The task |
Your task is to repeat the entries underneath exactly, minus the pictures.

Dataset rows of page text
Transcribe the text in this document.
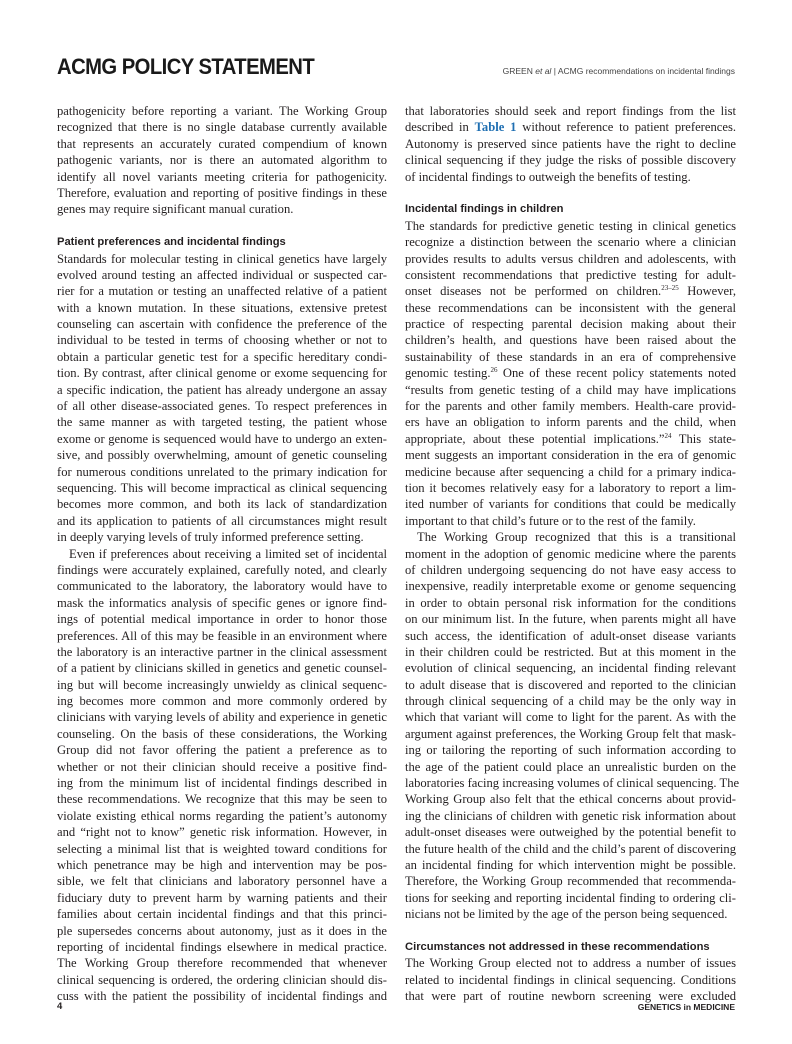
ACMG POLICY STATEMENT	GREEN et al | ACMG recommendations on incidental findings
pathogenicity before reporting a variant. The Working Group
recognized that there is no single database currently available
that represents an accurately curated compendium of known
pathogenic variants, nor is there an automated algorithm to
identify all novel variants meeting criteria for pathogenicity.
Therefore, evaluation and reporting of positive findings in these
genes may require significant manual curation.
Patient preferences and incidental findings
Standards for molecular testing in clinical genetics have largely
evolved around testing an affected individual or suspected car-
rier for a mutation or testing an unaffected relative of a patient
with a known mutation. In these situations, extensive pretest
counseling can ascertain with confidence the preference of the
individual to be tested in terms of choosing whether or not to
obtain a particular genetic test for a specific hereditary condi-
tion. By contrast, after clinical genome or exome sequencing for
a specific indication, the patient has already undergone an assay
of all other disease-associated genes. To respect preferences in
the same manner as with targeted testing, the patient whose
exome or genome is sequenced would have to undergo an exten-
sive, and possibly overwhelming, amount of genetic counseling
for numerous conditions unrelated to the primary indication for
sequencing. This will become impractical as clinical sequencing
becomes more common, and both its lack of standardization
and its application to patients of all circumstances might result
in deeply varying levels of truly informed preference setting.
Even if preferences about receiving a limited set of incidental
findings were accurately explained, carefully noted, and clearly
communicated to the laboratory, the laboratory would have to
mask the informatics analysis of specific genes or ignore find-
ings of potential medical importance in order to honor those
preferences. All of this may be feasible in an environment where
the laboratory is an interactive partner in the clinical assessment
of a patient by clinicians skilled in genetics and genetic counsel-
ing but will become increasingly unwieldy as clinical sequenc-
ing becomes more common and more commonly ordered by
clinicians with varying levels of ability and experience in genetic
counseling. On the basis of these considerations, the Working
Group did not favor offering the patient a preference as to
whether or not their clinician should receive a positive find-
ing from the minimum list of incidental findings described in
these recommendations. We recognize that this may be seen to
violate existing ethical norms regarding the patient’s autonomy
and “right not to know” genetic risk information. However, in
selecting a minimal list that is weighted toward conditions for
which penetrance may be high and intervention may be pos-
sible, we felt that clinicians and laboratory personnel have a
fiduciary duty to prevent harm by warning patients and their
families about certain incidental findings and that this princi-
ple supersedes concerns about autonomy, just as it does in the
reporting of incidental findings elsewhere in medical practice.
The Working Group therefore recommended that whenever
clinical sequencing is ordered, the ordering clinician should dis-
cuss with the patient the possibility of incidental findings and
that laboratories should seek and report findings from the list
described in Table 1 without reference to patient preferences.
Autonomy is preserved since patients have the right to decline
clinical sequencing if they judge the risks of possible discovery
of incidental findings to outweigh the benefits of testing.
Incidental findings in children
The standards for predictive genetic testing in clinical genetics
recognize a distinction between the scenario where a clinician
provides results to adults versus children and adolescents, with
consistent recommendations that predictive testing for adult-
onset diseases not be performed on children.$^{23-25}$ However,
these recommendations can be inconsistent with the general
practice of respecting parental decision making about their
children’s health, and questions have been raised about the
sustainability of these standards in an era of comprehensive
genomic testing.$^{26}$ One of these recent policy statements noted
“results from genetic testing of a child may have implications
for the parents and other family members. Health-care provid-
ers have an obligation to inform parents and the child, when
appropriate, about these potential implications.”$^{24}$ This state-
ment suggests an important consideration in the era of genomic
medicine because after sequencing a child for a primary indica-
tion it becomes relatively easy for a laboratory to report a lim-
ited number of variants for conditions that could be medically
important to that child’s future or to the rest of the family.
The Working Group recognized that this is a transitional
moment in the adoption of genomic medicine where the parents
of children undergoing sequencing do not have easy access to
inexpensive, readily interpretable exome or genome sequencing
in order to obtain personal risk information for the conditions
on our minimum list. In the future, when parents might all have
such access, the identification of adult-onset disease variants
in their children could be restricted. But at this moment in the
evolution of clinical sequencing, an incidental finding relevant
to adult disease that is discovered and reported to the clinician
through clinical sequencing of a child may be the only way in
which that variant will come to light for the parent. As with the
argument against preferences, the Working Group felt that mask-
ing or tailoring the reporting of such information according to
the age of the patient could place an unrealistic burden on the
laboratories facing increasing volumes of clinical sequencing. The
Working Group also felt that the ethical concerns about provid-
ing the clinicians of children with genetic risk information about
adult-onset diseases were outweighed by the potential benefit to
the future health of the child and the child’s parent of discovering
an incidental finding for which intervention might be possible.
Therefore, the Working Group recommended that recommenda-
tions for seeking and reporting incidental finding to ordering cli-
nicians not be limited by the age of the person being sequenced.
Circumstances not addressed in these recommendations
The Working Group elected not to address a number of issues
related to incidental findings in clinical sequencing. Conditions
that were part of routine newborn screening were excluded
4	GENETICS in MEDICINE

Exercise response |
Transcribe the text in this document.
ACMG POLICY STATEMENT	GREEN et al | ACMG recommendations on incidental findings
pathogenicity before reporting a variant. The Working Group
recognized that there is no single database currently available
that represents an accurately curated compendium of known
pathogenic variants, nor is there an automated algorithm to
identify all novel variants meeting criteria for pathogenicity.
Therefore, evaluation and reporting of positive findings in these
genes may require significant manual curation.
Patient preferences and incidental findings
Standards for molecular testing in clinical genetics have largely
evolved around testing an affected individual or suspected car-
rier for a mutation or testing an unaffected relative of a patient
with a known mutation. In these situations, extensive pretest
counseling can ascertain with confidence the preference of the
individual to be tested in terms of choosing whether or not to
obtain a particular genetic test for a specific hereditary condi-
tion. By contrast, after clinical genome or exome sequencing for
a specific indication, the patient has already undergone an assay
of all other disease-associated genes. To respect preferences in
the same manner as with targeted testing, the patient whose
exome or genome is sequenced would have to undergo an exten-
sive, and possibly overwhelming, amount of genetic counseling
for numerous conditions unrelated to the primary indication for
sequencing. This will become impractical as clinical sequencing
becomes more common, and both its lack of standardization
and its application to patients of all circumstances might result
in deeply varying levels of truly informed preference setting.
Even if preferences about receiving a limited set of incidental
findings were accurately explained, carefully noted, and clearly
communicated to the laboratory, the laboratory would have to
mask the informatics analysis of specific genes or ignore find-
ings of potential medical importance in order to honor those
preferences. All of this may be feasible in an environment where
the laboratory is an interactive partner in the clinical assessment
of a patient by clinicians skilled in genetics and genetic counsel-
ing but will become increasingly unwieldy as clinical sequenc-
ing becomes more common and more commonly ordered by
clinicians with varying levels of ability and experience in genetic
counseling. On the basis of these considerations, the Working
Group did not favor offering the patient a preference as to
whether or not their clinician should receive a positive find-
ing from the minimum list of incidental findings described in
these recommendations. We recognize that this may be seen to
violate existing ethical norms regarding the patient’s autonomy
and “right not to know” genetic risk information. However, in
selecting a minimal list that is weighted toward conditions for
which penetrance may be high and intervention may be pos-
sible, we felt that clinicians and laboratory personnel have a
fiduciary duty to prevent harm by warning patients and their
families about certain incidental findings and that this princi-
ple supersedes concerns about autonomy, just as it does in the
reporting of incidental findings elsewhere in medical practice.
The Working Group therefore recommended that whenever
clinical sequencing is ordered, the ordering clinician should dis-
cuss with the patient the possibility of incidental findings and
that laboratories should seek and report findings from the list
described in Table 1 without reference to patient preferences.
Autonomy is preserved since patients have the right to decline
clinical sequencing if they judge the risks of possible discovery
of incidental findings to outweigh the benefits of testing.
Incidental findings in children
The standards for predictive genetic testing in clinical genetics
recognize a distinction between the scenario where a clinician
provides results to adults versus children and adolescents, with
consistent recommendations that predictive testing for adult-
onset diseases not be performed on children.$^{23-25}$ However,
these recommendations can be inconsistent with the general
practice of respecting parental decision making about their
children’s health, and questions have been raised about the
sustainability of these standards in an era of comprehensive
genomic testing.$^{26}$ One of these recent policy statements noted
“results from genetic testing of a child may have implications
for the parents and other family members. Health-care provid-
ers have an obligation to inform parents and the child, when
appropriate, about these potential implications.”$^{24}$ This state-
ment suggests an important consideration in the era of genomic
medicine because after sequencing a child for a primary indica-
tion it becomes relatively easy for a laboratory to report a lim-
ited number of variants for conditions that could be medically
important to that child’s future or to the rest of the family.
The Working Group recognized that this is a transitional
moment in the adoption of genomic medicine where the parents
of children undergoing sequencing do not have easy access to
inexpensive, readily interpretable exome or genome sequencing
in order to obtain personal risk information for the conditions
on our minimum list. In the future, when parents might all have
such access, the identification of adult-onset disease variants
in their children could be restricted. But at this moment in the
evolution of clinical sequencing, an incidental finding relevant
to adult disease that is discovered and reported to the clinician
through clinical sequencing of a child may be the only way in
which that variant will come to light for the parent. As with the
argument against preferences, the Working Group felt that mask-
ing or tailoring the reporting of such information according to
the age of the patient could place an unrealistic burden on the
laboratories facing increasing volumes of clinical sequencing. The
Working Group also felt that the ethical concerns about provid-
ing the clinicians of children with genetic risk information about
adult-onset diseases were outweighed by the potential benefit to
the future health of the child and the child’s parent of discovering
an incidental finding for which intervention might be possible.
Therefore, the Working Group recommended that recommenda-
tions for seeking and reporting incidental finding to ordering cli-
nicians not be limited by the age of the person being sequenced.
Circumstances not addressed in these recommendations
The Working Group elected not to address a number of issues
related to incidental findings in clinical sequencing. Conditions
that were part of routine newborn screening were excluded
4	GENETICS in MEDICINE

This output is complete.